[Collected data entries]
-- BEGIN --
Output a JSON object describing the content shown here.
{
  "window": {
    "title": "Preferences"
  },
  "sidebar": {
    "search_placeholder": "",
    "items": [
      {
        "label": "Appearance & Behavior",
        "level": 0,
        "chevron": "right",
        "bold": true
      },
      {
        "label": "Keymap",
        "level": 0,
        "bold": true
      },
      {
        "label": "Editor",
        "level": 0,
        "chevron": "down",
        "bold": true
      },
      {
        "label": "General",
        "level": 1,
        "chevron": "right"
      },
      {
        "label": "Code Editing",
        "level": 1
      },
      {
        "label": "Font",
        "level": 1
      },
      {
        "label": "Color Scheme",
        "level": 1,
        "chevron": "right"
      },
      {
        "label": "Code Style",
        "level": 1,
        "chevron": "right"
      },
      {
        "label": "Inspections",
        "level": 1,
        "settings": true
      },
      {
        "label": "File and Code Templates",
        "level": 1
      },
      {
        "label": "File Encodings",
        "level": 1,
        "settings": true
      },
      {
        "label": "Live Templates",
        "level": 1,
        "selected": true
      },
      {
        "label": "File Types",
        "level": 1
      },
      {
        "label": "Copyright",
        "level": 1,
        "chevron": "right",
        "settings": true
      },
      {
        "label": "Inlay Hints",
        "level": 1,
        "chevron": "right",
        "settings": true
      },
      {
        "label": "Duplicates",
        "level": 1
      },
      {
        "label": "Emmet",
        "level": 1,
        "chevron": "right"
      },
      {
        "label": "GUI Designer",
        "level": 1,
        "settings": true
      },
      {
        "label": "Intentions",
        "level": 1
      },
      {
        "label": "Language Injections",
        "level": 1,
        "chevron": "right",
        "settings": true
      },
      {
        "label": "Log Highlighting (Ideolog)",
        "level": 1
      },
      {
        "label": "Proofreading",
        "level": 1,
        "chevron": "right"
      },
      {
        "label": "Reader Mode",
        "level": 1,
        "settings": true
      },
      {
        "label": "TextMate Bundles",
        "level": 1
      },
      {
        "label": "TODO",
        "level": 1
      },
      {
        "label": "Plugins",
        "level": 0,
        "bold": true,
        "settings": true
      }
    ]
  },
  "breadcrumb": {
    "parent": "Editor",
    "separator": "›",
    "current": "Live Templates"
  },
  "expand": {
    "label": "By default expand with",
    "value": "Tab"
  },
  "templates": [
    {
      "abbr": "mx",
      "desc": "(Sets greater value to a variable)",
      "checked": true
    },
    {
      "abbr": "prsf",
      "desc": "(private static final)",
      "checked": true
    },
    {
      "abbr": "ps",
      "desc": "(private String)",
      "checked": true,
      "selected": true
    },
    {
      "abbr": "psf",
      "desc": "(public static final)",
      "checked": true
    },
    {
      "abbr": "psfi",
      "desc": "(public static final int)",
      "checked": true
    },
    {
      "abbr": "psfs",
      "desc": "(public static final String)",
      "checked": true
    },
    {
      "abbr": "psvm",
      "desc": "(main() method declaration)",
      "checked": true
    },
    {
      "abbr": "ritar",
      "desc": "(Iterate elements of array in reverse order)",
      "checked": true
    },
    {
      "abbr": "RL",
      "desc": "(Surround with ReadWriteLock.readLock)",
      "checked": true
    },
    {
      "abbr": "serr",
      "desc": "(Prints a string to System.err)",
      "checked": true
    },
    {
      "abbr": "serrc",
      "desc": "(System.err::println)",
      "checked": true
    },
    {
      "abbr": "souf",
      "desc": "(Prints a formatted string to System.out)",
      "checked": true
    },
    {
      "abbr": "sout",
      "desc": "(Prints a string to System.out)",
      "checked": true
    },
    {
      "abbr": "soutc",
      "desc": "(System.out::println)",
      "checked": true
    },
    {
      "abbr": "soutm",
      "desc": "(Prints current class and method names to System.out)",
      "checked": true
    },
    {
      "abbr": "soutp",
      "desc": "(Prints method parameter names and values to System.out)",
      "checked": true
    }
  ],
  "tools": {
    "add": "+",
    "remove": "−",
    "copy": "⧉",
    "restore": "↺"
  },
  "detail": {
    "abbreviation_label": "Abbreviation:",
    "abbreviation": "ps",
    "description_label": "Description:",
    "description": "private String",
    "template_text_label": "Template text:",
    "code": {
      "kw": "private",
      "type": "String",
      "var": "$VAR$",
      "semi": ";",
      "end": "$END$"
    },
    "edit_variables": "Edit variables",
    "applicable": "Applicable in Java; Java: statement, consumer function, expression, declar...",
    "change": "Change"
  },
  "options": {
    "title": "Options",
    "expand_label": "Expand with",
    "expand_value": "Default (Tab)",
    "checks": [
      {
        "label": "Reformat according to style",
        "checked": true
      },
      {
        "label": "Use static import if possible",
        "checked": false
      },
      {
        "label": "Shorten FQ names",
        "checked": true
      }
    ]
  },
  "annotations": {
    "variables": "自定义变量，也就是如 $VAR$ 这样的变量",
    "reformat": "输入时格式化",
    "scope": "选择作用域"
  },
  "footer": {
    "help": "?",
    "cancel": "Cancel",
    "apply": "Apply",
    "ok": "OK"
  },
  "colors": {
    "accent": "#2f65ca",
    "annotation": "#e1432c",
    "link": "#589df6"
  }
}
-- END --
Description of the task
Identify the lines in the records above that contain the word "static", then state how many there are and nothing more.

Result of the task
5